----- Fragmento seleccionado

Llevamos meses escuchando el mismo pronóstico catastrofista: la inteligencia artificial va a reemplazar a los programadores. Sin embargo, los datos del mercado laboral estadounidense muestran exactamente lo contrario. Las ofertas de empleo para desarrolladores de software no solo no caen, sino que siguen aumentando.
¿Cómo se explica esta aparente contradicción? Probablemente porque el volumen de código que hay que producir, mantener y auditar está aumentando de manera radical.
La cantidad de software desplegado nunca ha sido tan grande. Los repositorios de código en las grandes plataformas colaborativas están experimentando un crecimiento exponencial. Cuando observas métricas recientes, la curva de creación de nuevos proyectos es vertical.

Fuente: Datos basados en el reporte anual GitHub Octoverse sobre el crecimiento del ecosistema open-source y corporativo.
La clave para entender este fenómeno es puramente económica. Al reducir drásticamente el costo y la fricción inicial de la producción de código, la inteligencia artificial ha hecho que el desarrollo a medida sea accesible a un número mucho mayor de empresas, sectores y proyectos.
Áreas de negocio que hace apenas tres años ni siquiera consideraban crear sus propias herramientas por falta de presupuesto, ahora se están lanzando a ello.
El cambio de paradigma: de picar código a orquestar sistemas
Veámoslo con un ejemplo práctico. Imagina una pyme del sector logístico que tradicionalmente operaba con hojas de cálculo compartidas. Antes, encargar un sistema de gestión de inventario y rutas en tiempo real costaba decenas de miles de euros y requería un equipo de desarrollo dedicado durante meses. Era inviable.

----------
----- Listado proporcionado

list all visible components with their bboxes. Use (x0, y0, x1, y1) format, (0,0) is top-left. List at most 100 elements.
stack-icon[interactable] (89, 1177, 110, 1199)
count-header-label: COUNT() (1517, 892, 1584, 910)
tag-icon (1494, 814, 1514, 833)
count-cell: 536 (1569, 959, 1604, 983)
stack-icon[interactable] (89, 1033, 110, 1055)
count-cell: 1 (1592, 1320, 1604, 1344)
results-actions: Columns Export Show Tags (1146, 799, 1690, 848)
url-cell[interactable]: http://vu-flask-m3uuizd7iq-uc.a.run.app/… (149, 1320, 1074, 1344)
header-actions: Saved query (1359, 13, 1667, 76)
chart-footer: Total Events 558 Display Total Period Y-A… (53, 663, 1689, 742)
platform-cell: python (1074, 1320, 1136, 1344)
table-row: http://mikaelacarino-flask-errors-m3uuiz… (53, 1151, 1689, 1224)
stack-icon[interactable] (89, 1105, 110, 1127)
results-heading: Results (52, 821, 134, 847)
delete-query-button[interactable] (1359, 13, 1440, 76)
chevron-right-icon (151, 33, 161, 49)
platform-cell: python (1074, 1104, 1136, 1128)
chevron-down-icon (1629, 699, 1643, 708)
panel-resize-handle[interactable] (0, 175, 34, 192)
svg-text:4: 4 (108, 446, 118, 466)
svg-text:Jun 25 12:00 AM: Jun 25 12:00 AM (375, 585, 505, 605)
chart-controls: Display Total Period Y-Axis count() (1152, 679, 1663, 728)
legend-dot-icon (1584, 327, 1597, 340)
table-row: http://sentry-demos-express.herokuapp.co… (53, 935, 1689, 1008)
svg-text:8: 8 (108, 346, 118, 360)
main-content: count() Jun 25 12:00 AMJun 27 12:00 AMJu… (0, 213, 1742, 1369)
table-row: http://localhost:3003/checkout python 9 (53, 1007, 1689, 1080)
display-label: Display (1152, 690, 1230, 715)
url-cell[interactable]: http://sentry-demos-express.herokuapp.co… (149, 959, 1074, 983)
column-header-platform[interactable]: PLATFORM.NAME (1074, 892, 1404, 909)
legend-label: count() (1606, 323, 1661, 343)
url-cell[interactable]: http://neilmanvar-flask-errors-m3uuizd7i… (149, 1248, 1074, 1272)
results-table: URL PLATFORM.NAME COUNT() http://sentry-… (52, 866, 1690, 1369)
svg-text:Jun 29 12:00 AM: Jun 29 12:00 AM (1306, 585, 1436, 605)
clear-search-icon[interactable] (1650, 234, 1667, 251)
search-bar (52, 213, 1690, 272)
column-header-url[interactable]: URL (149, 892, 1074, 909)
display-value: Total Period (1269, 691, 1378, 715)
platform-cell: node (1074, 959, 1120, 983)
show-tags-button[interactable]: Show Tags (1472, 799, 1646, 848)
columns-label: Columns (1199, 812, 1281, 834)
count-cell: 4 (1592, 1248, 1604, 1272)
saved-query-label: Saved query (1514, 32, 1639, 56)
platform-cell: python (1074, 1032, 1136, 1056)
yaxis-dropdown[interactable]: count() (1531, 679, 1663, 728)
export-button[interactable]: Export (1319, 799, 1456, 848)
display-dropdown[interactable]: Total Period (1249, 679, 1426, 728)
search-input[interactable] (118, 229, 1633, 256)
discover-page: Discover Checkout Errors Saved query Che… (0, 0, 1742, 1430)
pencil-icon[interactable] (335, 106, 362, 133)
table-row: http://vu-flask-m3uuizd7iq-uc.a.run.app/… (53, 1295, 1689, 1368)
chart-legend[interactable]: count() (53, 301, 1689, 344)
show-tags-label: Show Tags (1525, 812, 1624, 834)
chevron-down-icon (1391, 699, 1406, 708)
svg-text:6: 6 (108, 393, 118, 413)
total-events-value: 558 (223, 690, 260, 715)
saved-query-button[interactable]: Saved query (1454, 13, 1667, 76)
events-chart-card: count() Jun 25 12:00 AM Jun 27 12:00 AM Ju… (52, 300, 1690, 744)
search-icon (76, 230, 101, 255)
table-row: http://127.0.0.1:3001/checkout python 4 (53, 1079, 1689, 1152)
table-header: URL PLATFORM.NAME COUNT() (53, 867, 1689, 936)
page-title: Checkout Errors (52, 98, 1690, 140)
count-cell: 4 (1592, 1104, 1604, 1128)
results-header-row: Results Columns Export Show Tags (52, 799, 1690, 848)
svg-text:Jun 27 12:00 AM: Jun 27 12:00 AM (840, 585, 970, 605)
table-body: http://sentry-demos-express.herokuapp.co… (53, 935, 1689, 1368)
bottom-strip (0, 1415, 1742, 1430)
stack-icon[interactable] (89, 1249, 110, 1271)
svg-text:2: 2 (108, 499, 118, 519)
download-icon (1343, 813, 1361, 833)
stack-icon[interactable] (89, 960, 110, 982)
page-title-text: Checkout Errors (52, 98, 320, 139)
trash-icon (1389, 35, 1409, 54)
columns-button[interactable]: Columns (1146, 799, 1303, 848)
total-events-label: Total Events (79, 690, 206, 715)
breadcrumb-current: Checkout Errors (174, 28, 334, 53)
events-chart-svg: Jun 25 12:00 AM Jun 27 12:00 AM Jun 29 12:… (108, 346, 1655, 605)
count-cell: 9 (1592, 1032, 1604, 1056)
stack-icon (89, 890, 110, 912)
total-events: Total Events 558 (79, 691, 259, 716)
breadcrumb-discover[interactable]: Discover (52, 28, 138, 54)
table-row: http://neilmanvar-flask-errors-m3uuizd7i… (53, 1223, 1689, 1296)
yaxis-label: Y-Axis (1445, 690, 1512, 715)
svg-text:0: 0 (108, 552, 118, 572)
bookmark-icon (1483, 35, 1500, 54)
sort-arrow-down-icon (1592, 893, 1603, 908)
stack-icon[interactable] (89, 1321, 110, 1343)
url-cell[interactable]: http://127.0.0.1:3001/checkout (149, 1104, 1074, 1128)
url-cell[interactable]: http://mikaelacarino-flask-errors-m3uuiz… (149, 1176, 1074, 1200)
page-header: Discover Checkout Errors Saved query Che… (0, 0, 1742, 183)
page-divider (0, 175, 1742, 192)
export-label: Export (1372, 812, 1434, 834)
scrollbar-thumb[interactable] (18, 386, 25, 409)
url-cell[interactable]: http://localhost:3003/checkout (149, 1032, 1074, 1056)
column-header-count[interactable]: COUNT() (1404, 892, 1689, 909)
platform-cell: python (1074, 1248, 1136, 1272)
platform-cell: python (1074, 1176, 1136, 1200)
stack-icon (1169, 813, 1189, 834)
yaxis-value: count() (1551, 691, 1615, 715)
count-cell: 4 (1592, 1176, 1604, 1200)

----------

_Consigna 1_. Según el texto sobre la inteligencia artificial y los programadores, ¿cuánto costaba antes encargar un sistema de gestión de inventario y rutas en tiempo real?
_Consigna 2_. Copia literalmente el pasaje del texto sobre la inteligencia artificial y los programadores que empieza en "Llevamos meses escuchando" y termina después de "que siguen aumentando.".
_Consigna 3_. Prosigue el texto sobre la inteligencia artificial y los programadores a partir de su última oración.
El listado procede de otra fuente.

_Respuesta 1_. Costaba decenas de miles de euros.

_Respuesta 2_.
Llevamos meses escuchando el mismo pronóstico catastrofista: la inteligencia artificial va a reemplazar a los programadores. Sin embargo, los datos del mercado laboral estadounidense muestran exactamente lo contrario. Las ofertas de empleo para desarrolladores de software no solo no caen, sino que siguen aumentando.

_Respuesta 3_.
Hoy, un solo desarrollador asistido por IA (como Copilot o Claude) puede levantar la arquitectura base en cuestión de días. Puede generar los esquemas de la base de datos, el boilerplate del backend en Python y la interfaz en React con una velocidad impensable hace una década.
Pero aquí es donde el trabajo del desarrollador se vuelve indispensable. El código autogenerado no se despliega solo en producción. Alguien tiene que:
- Configurar los pipelines de CI/CD para que el despliegue no rompa el entorno en vivo.
- Auditar la seguridad y el rendimiento de las consultas generadas por el LLM.
- Integrar ese sistema con la API legacy del proveedor de envíos, que probablemente tiene una documentación desactualizada que la IA no puede resolver.
- Diseñar la arquitectura cloud para que sea resiliente.
El trabajo manual de escribir bucles for disminuye, pero la carga cognitiva sobre cómo las piezas interactúan en producción se multiplica.
Más proyectos, más mantenimiento, más empleo
La IA nos ha dado una retroexcavadora en lugar de una pala. No nos hemos quedado sin trabajo por poder cavar más rápido; simplemente estamos construyendo infraestructuras mucho más grandes.
Al haber más proyectos de software en marcha, hay más código que mantener. Hay más deuda técnica que gestionar, más arquitecturas que migrar y más sistemas que integrar.
Paradójicamente, lejos de hacer desaparecer los puestos técnicos, esta dinámica de abaratamiento en la creación está generando una explosión de demanda. Esto debería incitarnos a matizar seriamente el discurso superficial sobre las destrucciones masivas de empleos anunciadas por el auge de la automatización. El rol del desarrollador no se destruye. Evoluciona hacia la integración de sistemas y la supervisión de arquitectura. Y resulta que necesitamos más arquitectos que nunca.